**Data excerpts:**
····················

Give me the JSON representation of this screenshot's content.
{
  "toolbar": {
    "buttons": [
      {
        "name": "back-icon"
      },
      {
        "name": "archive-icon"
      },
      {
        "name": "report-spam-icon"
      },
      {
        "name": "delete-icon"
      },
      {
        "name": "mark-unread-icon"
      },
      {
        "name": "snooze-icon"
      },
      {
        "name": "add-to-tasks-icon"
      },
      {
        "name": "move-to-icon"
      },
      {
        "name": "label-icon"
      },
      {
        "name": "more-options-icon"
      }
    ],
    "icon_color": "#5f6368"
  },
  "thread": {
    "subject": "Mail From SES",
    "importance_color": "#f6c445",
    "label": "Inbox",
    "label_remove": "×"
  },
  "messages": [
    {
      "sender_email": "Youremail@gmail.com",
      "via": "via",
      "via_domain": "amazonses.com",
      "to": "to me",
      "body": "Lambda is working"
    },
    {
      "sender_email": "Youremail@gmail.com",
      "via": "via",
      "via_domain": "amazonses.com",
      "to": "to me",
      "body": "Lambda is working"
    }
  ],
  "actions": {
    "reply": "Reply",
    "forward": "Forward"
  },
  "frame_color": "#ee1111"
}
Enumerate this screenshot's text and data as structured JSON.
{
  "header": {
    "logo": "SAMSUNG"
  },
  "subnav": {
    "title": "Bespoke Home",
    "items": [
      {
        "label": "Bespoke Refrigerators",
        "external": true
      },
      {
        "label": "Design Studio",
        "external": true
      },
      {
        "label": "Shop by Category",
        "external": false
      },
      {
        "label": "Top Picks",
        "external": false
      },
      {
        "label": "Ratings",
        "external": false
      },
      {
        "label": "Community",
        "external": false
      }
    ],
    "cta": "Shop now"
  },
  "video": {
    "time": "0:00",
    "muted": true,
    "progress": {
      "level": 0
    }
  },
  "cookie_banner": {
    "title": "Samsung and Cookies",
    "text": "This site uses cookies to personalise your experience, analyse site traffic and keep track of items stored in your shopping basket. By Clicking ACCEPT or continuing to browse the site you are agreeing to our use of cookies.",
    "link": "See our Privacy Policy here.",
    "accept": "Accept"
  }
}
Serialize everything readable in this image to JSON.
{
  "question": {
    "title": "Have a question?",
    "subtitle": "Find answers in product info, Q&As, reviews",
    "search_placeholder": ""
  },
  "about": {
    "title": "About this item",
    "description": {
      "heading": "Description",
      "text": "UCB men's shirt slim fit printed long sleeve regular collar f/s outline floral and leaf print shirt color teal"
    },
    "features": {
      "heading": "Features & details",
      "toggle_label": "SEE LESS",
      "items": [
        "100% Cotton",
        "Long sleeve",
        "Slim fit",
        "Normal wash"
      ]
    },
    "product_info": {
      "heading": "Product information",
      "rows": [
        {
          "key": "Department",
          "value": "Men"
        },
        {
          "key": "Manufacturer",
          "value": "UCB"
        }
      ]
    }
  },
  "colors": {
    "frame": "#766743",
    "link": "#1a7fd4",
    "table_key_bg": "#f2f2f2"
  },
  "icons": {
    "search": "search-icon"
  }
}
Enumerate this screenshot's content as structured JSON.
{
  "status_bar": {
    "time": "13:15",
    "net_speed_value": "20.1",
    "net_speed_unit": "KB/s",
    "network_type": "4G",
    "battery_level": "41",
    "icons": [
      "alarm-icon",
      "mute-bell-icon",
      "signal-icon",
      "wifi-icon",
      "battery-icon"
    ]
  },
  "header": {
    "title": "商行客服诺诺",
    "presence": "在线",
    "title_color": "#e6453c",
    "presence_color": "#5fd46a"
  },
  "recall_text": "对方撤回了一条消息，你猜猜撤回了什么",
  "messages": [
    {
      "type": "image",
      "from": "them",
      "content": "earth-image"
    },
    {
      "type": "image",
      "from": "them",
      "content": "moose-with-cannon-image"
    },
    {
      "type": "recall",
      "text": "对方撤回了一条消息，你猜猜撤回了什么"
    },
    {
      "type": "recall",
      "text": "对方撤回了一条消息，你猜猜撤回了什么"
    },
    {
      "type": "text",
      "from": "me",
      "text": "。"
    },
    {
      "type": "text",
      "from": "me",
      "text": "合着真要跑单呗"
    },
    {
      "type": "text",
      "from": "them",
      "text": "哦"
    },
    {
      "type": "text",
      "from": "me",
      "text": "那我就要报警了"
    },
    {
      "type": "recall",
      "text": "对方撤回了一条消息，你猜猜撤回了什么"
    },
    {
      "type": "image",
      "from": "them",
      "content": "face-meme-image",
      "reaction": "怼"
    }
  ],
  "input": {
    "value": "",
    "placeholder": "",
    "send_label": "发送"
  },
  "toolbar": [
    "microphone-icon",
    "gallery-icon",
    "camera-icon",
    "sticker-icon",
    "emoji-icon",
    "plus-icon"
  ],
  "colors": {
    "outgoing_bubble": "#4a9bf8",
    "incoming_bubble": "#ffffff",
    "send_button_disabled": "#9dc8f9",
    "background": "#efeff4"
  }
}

····················

**Goal of the exercise:**
Using the data above, reproduce every line exactly.

**Solution for this problem:**
Give me the JSON representation of this screenshot's content.
{
  "toolbar": {
    "buttons": [
      {
        "name": "back-icon"
      },
      {
        "name": "archive-icon"
      },
      {
        "name": "report-spam-icon"
      },
      {
        "name": "delete-icon"
      },
      {
        "name": "mark-unread-icon"
      },
      {
        "name": "snooze-icon"
      },
      {
        "name": "add-to-tasks-icon"
      },
      {
        "name": "move-to-icon"
      },
      {
        "name": "label-icon"
      },
      {
        "name": "more-options-icon"
      }
    ],
    "icon_color": "#5f6368"
  },
  "thread": {
    "subject": "Mail From SES",
    "importance_color": "#f6c445",
    "label": "Inbox",
    "label_remove": "×"
  },
  "messages": [
    {
      "sender_email": "Youremail@gmail.com",
      "via": "via",
      "via_domain": "amazonses.com",
      "to": "to me",
      "body": "Lambda is working"
    },
    {
      "sender_email": "Youremail@gmail.com",
      "via": "via",
      "via_domain": "amazonses.com",
      "to": "to me",
      "body": "Lambda is working"
    }
  ],
  "actions": {
    "reply": "Reply",
    "forward": "Forward"
  },
  "frame_color": "#ee1111"
}
Enumerate this screenshot's text and data as structured JSON.
{
  "header": {
    "logo": "SAMSUNG"
  },
  "subnav": {
    "title": "Bespoke Home",
    "items": [
      {
        "label": "Bespoke Refrigerators",
        "external": true
      },
      {
        "label": "Design Studio",
        "external": true
      },
      {
        "label": "Shop by Category",
        "external": false
      },
      {
        "label": "Top Picks",
        "external": false
      },
      {
        "label": "Ratings",
        "external": false
      },
      {
        "label": "Community",
        "external": false
      }
    ],
    "cta": "Shop now"
  },
  "video": {
    "time": "0:00",
    "muted": true,
    "progress": {
      "level": 0
    }
  },
  "cookie_banner": {
    "title": "Samsung and Cookies",
    "text": "This site uses cookies to personalise your experience, analyse site traffic and keep track of items stored in your shopping basket. By Clicking ACCEPT or continuing to browse the site you are agreeing to our use of cookies.",
    "link": "See our Privacy Policy here.",
    "accept": "Accept"
  }
}
Serialize everything readable in this image to JSON.
{
  "question": {
    "title": "Have a question?",
    "subtitle": "Find answers in product info, Q&As, reviews",
    "search_placeholder": ""
  },
  "about": {
    "title": "About this item",
    "description": {
      "heading": "Description",
      "text": "UCB men's shirt slim fit printed long sleeve regular collar f/s outline floral and leaf print shirt color teal"
    },
    "features": {
      "heading": "Features & details",
      "toggle_label": "SEE LESS",
      "items": [
        "100% Cotton",
        "Long sleeve",
        "Slim fit",
        "Normal wash"
      ]
    },
    "product_info": {
      "heading": "Product information",
      "rows": [
        {
          "key": "Department",
          "value": "Men"
        },
        {
          "key": "Manufacturer",
          "value": "UCB"
        }
      ]
    }
  },
  "colors": {
    "frame": "#766743",
    "link": "#1a7fd4",
    "table_key_bg": "#f2f2f2"
  },
  "icons": {
    "search": "search-icon"
  }
}
Enumerate this screenshot's content as structured JSON.
{
  "status_bar": {
    "time": "13:15",
    "net_speed_value": "20.1",
    "net_speed_unit": "KB/s",
    "network_type": "4G",
    "battery_level": "41",
    "icons": [
      "alarm-icon",
      "mute-bell-icon",
      "signal-icon",
      "wifi-icon",
      "battery-icon"
    ]
  },
  "header": {
    "title": "商行客服诺诺",
    "presence": "在线",
    "title_color": "#e6453c",
    "presence_color": "#5fd46a"
  },
  "recall_text": "对方撤回了一条消息，你猜猜撤回了什么",
  "messages": [
    {
      "type": "image",
      "from": "them",
      "content": "earth-image"
    },
    {
      "type": "image",
      "from": "them",
      "content": "moose-with-cannon-image"
    },
    {
      "type": "recall",
      "text": "对方撤回了一条消息，你猜猜撤回了什么"
    },
    {
      "type": "recall",
      "text": "对方撤回了一条消息，你猜猜撤回了什么"
    },
    {
      "type": "text",
      "from": "me",
      "text": "。"
    },
    {
      "type": "text",
      "from": "me",
      "text": "合着真要跑单呗"
    },
    {
      "type": "text",
      "from": "them",
      "text": "哦"
    },
    {
      "type": "text",
      "from": "me",
      "text": "那我就要报警了"
    },
    {
      "type": "recall",
      "text": "对方撤回了一条消息，你猜猜撤回了什么"
    },
    {
      "type": "image",
      "from": "them",
      "content": "face-meme-image",
      "reaction": "怼"
    }
  ],
  "input": {
    "value": "",
    "placeholder": "",
    "send_label": "发送"
  },
  "toolbar": [
    "microphone-icon",
    "gallery-icon",
    "camera-icon",
    "sticker-icon",
    "emoji-icon",
    "plus-icon"
  ],
  "colors": {
    "outgoing_bubble": "#4a9bf8",
    "incoming_bubble": "#ffffff",
    "send_button_disabled": "#9dc8f9",
    "background": "#efeff4"
  }
}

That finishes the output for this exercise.